» PROMPT: Show every line in the records below that contains the word "Seattle".

*** SOURCE DATA ***

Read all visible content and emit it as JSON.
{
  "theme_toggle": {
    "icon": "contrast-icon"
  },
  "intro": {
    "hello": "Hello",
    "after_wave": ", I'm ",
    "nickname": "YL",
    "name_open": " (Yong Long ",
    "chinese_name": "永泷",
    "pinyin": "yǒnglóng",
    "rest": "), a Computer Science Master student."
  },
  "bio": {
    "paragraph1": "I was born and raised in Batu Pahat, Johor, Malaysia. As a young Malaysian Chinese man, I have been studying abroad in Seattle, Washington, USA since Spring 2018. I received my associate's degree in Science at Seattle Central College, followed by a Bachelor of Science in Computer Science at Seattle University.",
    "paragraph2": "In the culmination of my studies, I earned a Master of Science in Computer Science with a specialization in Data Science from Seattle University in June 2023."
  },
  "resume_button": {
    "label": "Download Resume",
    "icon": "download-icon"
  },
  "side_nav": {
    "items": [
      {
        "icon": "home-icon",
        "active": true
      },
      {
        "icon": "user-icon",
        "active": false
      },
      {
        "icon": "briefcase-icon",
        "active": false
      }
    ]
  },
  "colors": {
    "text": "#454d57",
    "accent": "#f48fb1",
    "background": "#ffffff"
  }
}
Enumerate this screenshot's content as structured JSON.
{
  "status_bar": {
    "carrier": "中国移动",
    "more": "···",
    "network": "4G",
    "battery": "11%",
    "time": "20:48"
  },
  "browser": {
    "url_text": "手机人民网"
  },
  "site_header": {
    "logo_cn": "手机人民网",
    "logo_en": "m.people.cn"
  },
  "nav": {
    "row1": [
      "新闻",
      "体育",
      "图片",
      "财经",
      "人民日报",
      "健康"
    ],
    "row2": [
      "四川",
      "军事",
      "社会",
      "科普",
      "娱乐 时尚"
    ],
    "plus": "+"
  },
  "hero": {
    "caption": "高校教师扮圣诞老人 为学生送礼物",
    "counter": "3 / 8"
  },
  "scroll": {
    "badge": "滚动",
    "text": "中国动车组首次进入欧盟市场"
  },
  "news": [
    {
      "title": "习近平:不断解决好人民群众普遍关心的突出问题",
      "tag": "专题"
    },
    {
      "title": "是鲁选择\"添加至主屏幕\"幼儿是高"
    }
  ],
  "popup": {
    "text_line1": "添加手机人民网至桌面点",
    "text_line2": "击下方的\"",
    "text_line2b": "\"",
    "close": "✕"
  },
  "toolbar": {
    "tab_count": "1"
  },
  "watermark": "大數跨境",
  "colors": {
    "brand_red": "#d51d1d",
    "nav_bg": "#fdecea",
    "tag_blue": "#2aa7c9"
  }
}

***

» FULL ANSWER:
    "paragraph1": "I was born and raised in Batu Pahat, Johor, Malaysia. As a young Malaysian Chinese man, I have been studying abroad in Seattle, Washington, USA since Spring 2018. I received my associate's degree in Science at Seattle Central College, followed by a Bachelor of Science in Computer Science at Seattle University.",
    "paragraph2": "In the culmination of my studies, I earned a Master of Science in Computer Science with a specialization in Data Science from Seattle University in June 2023."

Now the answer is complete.